### Your objective
From the listing below, pull each line that includes "Pengesahan".

####################

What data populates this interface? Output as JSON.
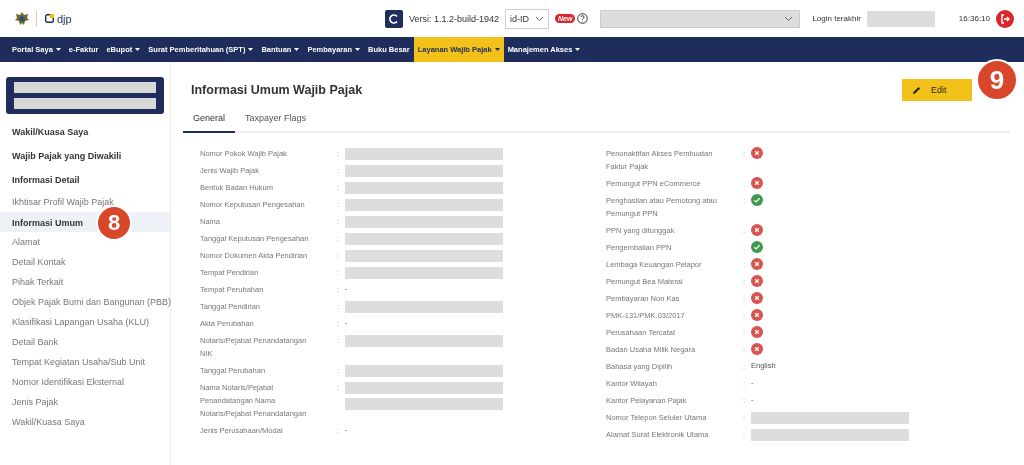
{
  "header": {
    "brand": "djp",
    "version": "Versi: 1.1.2-build-1942",
    "language": "id-ID",
    "new_badge": "New",
    "last_login_label": "Login terakhir",
    "time": "16:36:10"
  },
  "nav": [
    {
      "label": "Portal Saya",
      "caret": true,
      "selected": false
    },
    {
      "label": "e-Faktur",
      "caret": false,
      "selected": false
    },
    {
      "label": "eBupot",
      "caret": true,
      "selected": false
    },
    {
      "label": "Surat Pemberitahuan (SPT)",
      "caret": true,
      "selected": false
    },
    {
      "label": "Bantuan",
      "caret": true,
      "selected": false
    },
    {
      "label": "Pembayaran",
      "caret": true,
      "selected": false
    },
    {
      "label": "Buku Besar",
      "caret": false,
      "selected": false
    },
    {
      "label": "Layanan Wajib Pajak",
      "caret": true,
      "selected": true
    },
    {
      "label": "Manajemen Akses",
      "caret": true,
      "selected": false
    }
  ],
  "sidebar": {
    "items": [
      {
        "label": "Wakil/Kuasa Saya",
        "kind": "group",
        "selected": false
      },
      {
        "label": "Wajib Pajak yang Diwakili",
        "kind": "group",
        "selected": false
      },
      {
        "label": "Informasi Detail",
        "kind": "group",
        "selected": false
      },
      {
        "label": "Ikhtisar Profil Wajib Pajak",
        "kind": "item",
        "selected": false
      },
      {
        "label": "Informasi Umum",
        "kind": "item",
        "selected": true
      },
      {
        "label": "Alamat",
        "kind": "item",
        "selected": false
      },
      {
        "label": "Detail Kontak",
        "kind": "item",
        "selected": false
      },
      {
        "label": "Pihak Terkait",
        "kind": "item",
        "selected": false
      },
      {
        "label": "Objek Pajak Bumi dan Bangunan (PBB)",
        "kind": "item",
        "selected": false
      },
      {
        "label": "Klasifikasi Lapangan Usaha (KLU)",
        "kind": "item",
        "selected": false
      },
      {
        "label": "Detail Bank",
        "kind": "item",
        "selected": false
      },
      {
        "label": "Tempat Kegiatan Usaha/Sub Unit",
        "kind": "item",
        "selected": false
      },
      {
        "label": "Nomor Identifikasi Eksternal",
        "kind": "item",
        "selected": false
      },
      {
        "label": "Jenis Pajak",
        "kind": "item",
        "selected": false
      },
      {
        "label": "Wakil/Kuasa Saya",
        "kind": "item",
        "selected": false
      }
    ],
    "callout": "8"
  },
  "main": {
    "title": "Informasi Umum Wajib Pajak",
    "edit_button": "Edit",
    "callout": "9",
    "tabs": [
      {
        "label": "General",
        "selected": true
      },
      {
        "label": "Taxpayer Flags",
        "selected": false
      }
    ],
    "left_fields": [
      {
        "label": "Nomor Pokok Wajib Pajak",
        "colon": ":",
        "kind": "redacted"
      },
      {
        "label": "Jenis Wajib Pajak",
        "colon": ":",
        "kind": "redacted"
      },
      {
        "label": "Bentuk Badan Hukum",
        "colon": ":",
        "kind": "redacted"
      },
      {
        "label": "Nomor Keputusan Pengesahan",
        "colon": ":",
        "kind": "redacted"
      },
      {
        "label": "Nama",
        "colon": ":",
        "kind": "redacted"
      },
      {
        "label": "Tanggal Keputusan Pengesahan",
        "colon": ":",
        "kind": "redacted"
      },
      {
        "label": "Nomor Dokumen Akta Pendirian",
        "colon": ":",
        "kind": "redacted"
      },
      {
        "label": "Tempat Pendirian",
        "colon": ":",
        "kind": "redacted"
      },
      {
        "label": "Tempat Perubahan",
        "colon": ":",
        "kind": "text",
        "value": "-"
      },
      {
        "label": "Tanggal Pendirian",
        "colon": ":",
        "kind": "redacted"
      },
      {
        "label": "Akta Perubahan",
        "colon": ":",
        "kind": "text",
        "value": "-"
      },
      {
        "label": "Notaris/Pejabat Penandatangan NIK",
        "colon": ":",
        "kind": "redacted"
      },
      {
        "label": "Tanggal Perubahan",
        "colon": ":",
        "kind": "redacted"
      },
      {
        "label": "Nama Notaris/Pejabat Penandatangan Nama Notaris/Pejabat Penandatangan",
        "colon": ":",
        "kind": "double-redacted"
      },
      {
        "label": "Jenis Perusahaan/Modal",
        "colon": ":",
        "kind": "text",
        "value": "-"
      }
    ],
    "right_fields": [
      {
        "label": "Penonaktifan Akses Pembuatan Faktur Pajak",
        "colon": ":",
        "kind": "status",
        "on": false
      },
      {
        "label": "Pemungut PPN eCommerce",
        "colon": ":",
        "kind": "status",
        "on": false
      },
      {
        "label": "Penghasilan atau Pemotong atau Pemungut PPN",
        "colon": ":",
        "kind": "status",
        "on": true
      },
      {
        "label": "PPN yang ditunggak",
        "colon": ":",
        "kind": "status",
        "on": false
      },
      {
        "label": "Pengembalian PPN",
        "colon": ":",
        "kind": "status",
        "on": true
      },
      {
        "label": "Lembaga Keuangan Pelapor",
        "colon": ":",
        "kind": "status",
        "on": false
      },
      {
        "label": "Pemungut Bea Materai",
        "colon": ":",
        "kind": "status",
        "on": false
      },
      {
        "label": "Pembayaran Non Kas",
        "colon": ":",
        "kind": "status",
        "on": false
      },
      {
        "label": "PMK-131/PMK.03/2017",
        "colon": ":",
        "kind": "status",
        "on": false
      },
      {
        "label": "Perusahaan Tercatat",
        "colon": ":",
        "kind": "status",
        "on": false
      },
      {
        "label": "Badan Usaha Milik Negara",
        "colon": ":",
        "kind": "status",
        "on": false
      },
      {
        "label": "Bahasa yang Dipilih",
        "colon": ":",
        "kind": "text",
        "value": "English"
      },
      {
        "label": "Kantor Wilayah",
        "colon": ":",
        "kind": "text",
        "value": "-"
      },
      {
        "label": "Kantor Pelayanan Pajak",
        "colon": ":",
        "kind": "text",
        "value": "-"
      },
      {
        "label": "Nomor Telepon Seluler Utama",
        "colon": ":",
        "kind": "redacted"
      },
      {
        "label": "Alamat Surat Elektronik Utama",
        "colon": ":",
        "kind": "redacted"
      }
    ]
  }
}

####################

### Solution
        "label": "Nomor Keputusan Pengesahan",
        "label": "Tanggal Keputusan Pengesahan",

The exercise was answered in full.